— WRITTEN INSTRUCTION —
Every line below that contains "opiskelijapaikkaa" is to be copied.

— ITEMS —
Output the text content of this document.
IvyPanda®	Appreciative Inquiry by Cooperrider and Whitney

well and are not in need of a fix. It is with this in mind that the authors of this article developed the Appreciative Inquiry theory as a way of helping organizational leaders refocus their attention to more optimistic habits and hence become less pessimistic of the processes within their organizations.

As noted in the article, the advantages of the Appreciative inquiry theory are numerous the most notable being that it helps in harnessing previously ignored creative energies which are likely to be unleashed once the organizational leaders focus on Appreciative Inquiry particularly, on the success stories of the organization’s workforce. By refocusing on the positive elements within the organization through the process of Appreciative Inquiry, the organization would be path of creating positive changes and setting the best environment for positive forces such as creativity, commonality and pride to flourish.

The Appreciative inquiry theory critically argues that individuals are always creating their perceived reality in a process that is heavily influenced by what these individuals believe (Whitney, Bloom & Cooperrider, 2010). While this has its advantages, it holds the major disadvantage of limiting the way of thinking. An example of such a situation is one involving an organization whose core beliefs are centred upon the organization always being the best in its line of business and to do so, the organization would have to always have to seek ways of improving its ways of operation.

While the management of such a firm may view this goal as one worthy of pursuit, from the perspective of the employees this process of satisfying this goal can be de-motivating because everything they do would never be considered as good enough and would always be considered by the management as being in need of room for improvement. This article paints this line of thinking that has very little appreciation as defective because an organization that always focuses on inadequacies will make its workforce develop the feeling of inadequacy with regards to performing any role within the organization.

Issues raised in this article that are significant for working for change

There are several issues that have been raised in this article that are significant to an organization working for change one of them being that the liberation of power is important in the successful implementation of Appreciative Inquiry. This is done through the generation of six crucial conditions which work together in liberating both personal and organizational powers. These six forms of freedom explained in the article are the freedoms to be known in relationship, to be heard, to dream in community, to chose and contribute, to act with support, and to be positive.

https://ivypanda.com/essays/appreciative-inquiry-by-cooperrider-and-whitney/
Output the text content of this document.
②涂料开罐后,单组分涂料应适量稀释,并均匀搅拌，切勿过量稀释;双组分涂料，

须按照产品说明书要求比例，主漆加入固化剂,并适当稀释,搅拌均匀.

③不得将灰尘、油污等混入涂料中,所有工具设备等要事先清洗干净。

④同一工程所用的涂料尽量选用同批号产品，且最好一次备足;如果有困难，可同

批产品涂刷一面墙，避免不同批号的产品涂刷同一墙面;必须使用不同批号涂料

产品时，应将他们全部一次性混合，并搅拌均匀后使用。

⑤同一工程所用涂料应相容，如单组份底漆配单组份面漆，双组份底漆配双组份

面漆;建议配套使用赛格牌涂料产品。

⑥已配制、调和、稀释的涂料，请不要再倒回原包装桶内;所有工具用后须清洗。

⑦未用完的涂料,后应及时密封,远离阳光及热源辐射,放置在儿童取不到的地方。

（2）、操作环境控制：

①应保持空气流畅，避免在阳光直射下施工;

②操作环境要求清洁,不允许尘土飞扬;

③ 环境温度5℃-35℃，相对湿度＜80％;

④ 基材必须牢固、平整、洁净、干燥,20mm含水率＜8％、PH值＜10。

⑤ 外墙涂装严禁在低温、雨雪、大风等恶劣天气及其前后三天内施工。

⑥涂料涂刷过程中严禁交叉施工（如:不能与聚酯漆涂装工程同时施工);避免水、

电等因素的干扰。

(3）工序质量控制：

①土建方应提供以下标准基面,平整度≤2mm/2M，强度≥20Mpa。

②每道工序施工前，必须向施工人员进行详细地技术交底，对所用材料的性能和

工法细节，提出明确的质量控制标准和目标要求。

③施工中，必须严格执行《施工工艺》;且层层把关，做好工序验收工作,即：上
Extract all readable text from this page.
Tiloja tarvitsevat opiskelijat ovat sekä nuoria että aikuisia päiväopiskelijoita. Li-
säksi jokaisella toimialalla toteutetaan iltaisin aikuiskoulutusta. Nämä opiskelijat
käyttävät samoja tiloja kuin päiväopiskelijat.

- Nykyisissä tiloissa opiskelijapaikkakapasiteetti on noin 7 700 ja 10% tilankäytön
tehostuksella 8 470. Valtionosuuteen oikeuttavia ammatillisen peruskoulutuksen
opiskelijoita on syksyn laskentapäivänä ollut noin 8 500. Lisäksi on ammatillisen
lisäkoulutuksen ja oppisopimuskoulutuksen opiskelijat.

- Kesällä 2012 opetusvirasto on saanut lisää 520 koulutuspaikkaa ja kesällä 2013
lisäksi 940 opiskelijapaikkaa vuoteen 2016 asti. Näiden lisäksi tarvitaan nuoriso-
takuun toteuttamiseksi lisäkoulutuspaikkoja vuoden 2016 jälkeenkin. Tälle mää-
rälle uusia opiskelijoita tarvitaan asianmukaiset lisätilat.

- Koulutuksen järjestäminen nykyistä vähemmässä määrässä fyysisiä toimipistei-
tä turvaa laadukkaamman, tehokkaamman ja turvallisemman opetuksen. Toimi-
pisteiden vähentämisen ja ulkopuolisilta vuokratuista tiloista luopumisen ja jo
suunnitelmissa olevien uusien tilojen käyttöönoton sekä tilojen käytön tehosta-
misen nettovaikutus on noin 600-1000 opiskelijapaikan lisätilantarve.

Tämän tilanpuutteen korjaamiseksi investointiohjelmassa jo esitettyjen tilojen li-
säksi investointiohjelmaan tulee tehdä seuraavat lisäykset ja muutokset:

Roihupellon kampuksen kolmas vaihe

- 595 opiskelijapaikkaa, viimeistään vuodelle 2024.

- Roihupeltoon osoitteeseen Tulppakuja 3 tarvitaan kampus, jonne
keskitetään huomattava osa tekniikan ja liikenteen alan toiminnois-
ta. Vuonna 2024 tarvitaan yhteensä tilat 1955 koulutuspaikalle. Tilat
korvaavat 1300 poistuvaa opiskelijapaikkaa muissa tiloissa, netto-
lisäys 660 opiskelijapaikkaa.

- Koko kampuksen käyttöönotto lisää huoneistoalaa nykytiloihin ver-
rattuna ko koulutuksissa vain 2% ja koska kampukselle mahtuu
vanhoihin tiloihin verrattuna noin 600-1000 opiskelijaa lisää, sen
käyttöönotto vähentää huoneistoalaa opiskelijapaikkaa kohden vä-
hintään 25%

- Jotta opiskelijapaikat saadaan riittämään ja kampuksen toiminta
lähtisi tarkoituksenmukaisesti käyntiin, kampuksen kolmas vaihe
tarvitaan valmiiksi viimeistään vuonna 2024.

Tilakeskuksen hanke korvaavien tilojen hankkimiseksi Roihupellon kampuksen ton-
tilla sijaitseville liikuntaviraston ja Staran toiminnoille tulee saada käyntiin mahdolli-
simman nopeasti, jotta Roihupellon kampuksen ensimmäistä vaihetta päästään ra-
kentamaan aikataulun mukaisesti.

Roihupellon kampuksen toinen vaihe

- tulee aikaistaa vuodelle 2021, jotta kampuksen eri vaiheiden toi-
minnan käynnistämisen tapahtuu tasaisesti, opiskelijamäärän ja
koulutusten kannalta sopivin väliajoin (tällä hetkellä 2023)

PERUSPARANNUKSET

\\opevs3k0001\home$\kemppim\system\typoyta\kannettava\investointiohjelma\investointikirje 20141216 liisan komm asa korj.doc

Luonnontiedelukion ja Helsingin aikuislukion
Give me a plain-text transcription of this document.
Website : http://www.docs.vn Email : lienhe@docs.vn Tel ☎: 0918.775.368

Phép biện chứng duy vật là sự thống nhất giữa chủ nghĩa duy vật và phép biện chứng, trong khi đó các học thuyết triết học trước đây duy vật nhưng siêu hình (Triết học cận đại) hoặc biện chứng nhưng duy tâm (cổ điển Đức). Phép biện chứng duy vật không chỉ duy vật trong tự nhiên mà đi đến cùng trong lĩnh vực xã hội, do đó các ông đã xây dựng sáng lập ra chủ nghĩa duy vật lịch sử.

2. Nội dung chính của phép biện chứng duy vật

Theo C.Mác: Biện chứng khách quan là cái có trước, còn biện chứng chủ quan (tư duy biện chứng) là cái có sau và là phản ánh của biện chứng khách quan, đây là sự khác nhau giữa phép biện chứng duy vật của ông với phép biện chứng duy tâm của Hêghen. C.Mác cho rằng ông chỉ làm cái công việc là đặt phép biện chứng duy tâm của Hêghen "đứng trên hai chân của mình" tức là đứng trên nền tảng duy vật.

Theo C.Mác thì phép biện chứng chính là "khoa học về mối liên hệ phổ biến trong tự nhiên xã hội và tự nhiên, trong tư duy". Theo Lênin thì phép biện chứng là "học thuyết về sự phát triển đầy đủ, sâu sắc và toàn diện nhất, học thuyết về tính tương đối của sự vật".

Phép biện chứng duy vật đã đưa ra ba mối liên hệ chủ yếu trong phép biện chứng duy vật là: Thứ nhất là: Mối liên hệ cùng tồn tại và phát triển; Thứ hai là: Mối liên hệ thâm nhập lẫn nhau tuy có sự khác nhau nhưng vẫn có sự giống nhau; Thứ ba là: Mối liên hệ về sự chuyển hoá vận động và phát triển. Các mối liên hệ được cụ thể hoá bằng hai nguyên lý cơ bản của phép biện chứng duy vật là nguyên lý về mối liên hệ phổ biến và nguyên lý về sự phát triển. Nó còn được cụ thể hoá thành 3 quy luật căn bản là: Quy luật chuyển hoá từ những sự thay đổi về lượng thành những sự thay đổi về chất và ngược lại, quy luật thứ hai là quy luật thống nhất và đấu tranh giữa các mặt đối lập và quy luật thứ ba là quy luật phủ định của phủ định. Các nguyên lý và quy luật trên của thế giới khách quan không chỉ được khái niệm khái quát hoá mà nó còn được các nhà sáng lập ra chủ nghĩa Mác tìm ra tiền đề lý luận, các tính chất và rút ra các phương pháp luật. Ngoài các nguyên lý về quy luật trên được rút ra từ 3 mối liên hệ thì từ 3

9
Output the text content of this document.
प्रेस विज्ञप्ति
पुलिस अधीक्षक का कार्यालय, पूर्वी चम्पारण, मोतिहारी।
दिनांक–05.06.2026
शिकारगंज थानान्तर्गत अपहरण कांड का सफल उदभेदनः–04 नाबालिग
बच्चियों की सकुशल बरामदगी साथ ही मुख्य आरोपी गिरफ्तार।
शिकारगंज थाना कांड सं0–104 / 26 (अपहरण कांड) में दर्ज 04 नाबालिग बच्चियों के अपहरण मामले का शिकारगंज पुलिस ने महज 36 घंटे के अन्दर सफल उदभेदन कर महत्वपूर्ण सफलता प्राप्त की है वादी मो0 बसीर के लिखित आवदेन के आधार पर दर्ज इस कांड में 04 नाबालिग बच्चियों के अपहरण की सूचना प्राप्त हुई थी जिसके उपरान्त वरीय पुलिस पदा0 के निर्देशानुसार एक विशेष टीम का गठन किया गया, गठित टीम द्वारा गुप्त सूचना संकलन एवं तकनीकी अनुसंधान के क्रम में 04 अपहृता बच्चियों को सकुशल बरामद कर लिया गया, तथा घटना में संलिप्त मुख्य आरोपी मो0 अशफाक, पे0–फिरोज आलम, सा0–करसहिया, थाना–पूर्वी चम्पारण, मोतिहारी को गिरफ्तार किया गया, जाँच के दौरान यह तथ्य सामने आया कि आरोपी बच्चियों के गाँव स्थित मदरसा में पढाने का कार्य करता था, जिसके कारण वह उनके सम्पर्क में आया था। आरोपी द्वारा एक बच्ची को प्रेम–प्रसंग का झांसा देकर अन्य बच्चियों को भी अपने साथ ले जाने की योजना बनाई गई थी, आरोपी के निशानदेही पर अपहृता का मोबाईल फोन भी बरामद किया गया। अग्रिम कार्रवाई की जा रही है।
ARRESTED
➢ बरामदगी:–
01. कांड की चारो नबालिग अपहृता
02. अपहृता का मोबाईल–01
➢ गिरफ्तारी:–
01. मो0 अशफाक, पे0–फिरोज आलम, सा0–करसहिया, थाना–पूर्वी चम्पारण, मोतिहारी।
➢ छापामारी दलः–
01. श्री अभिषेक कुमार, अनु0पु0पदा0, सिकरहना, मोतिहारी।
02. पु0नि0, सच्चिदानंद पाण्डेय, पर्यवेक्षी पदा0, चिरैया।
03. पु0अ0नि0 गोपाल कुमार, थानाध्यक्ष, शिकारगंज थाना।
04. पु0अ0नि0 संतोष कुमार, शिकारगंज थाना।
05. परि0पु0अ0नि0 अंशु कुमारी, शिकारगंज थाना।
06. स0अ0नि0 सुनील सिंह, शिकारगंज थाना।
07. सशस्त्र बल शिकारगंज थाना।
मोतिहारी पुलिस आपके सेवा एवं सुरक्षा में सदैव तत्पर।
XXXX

— THE RESPONSE —
lisäksi 940 opiskelijapaikkaa vuoteen 2016 asti. Näiden lisäksi tarvitaan nuoriso-
- 595 opiskelijapaikkaa, viimeistään vuodelle 2024.
korvaavat 1300 poistuvaa opiskelijapaikkaa muissa tiloissa, netto-
lisäys 660 opiskelijapaikkaa.
käyttöönotto vähentää huoneistoalaa opiskelijapaikkaa kohden vä-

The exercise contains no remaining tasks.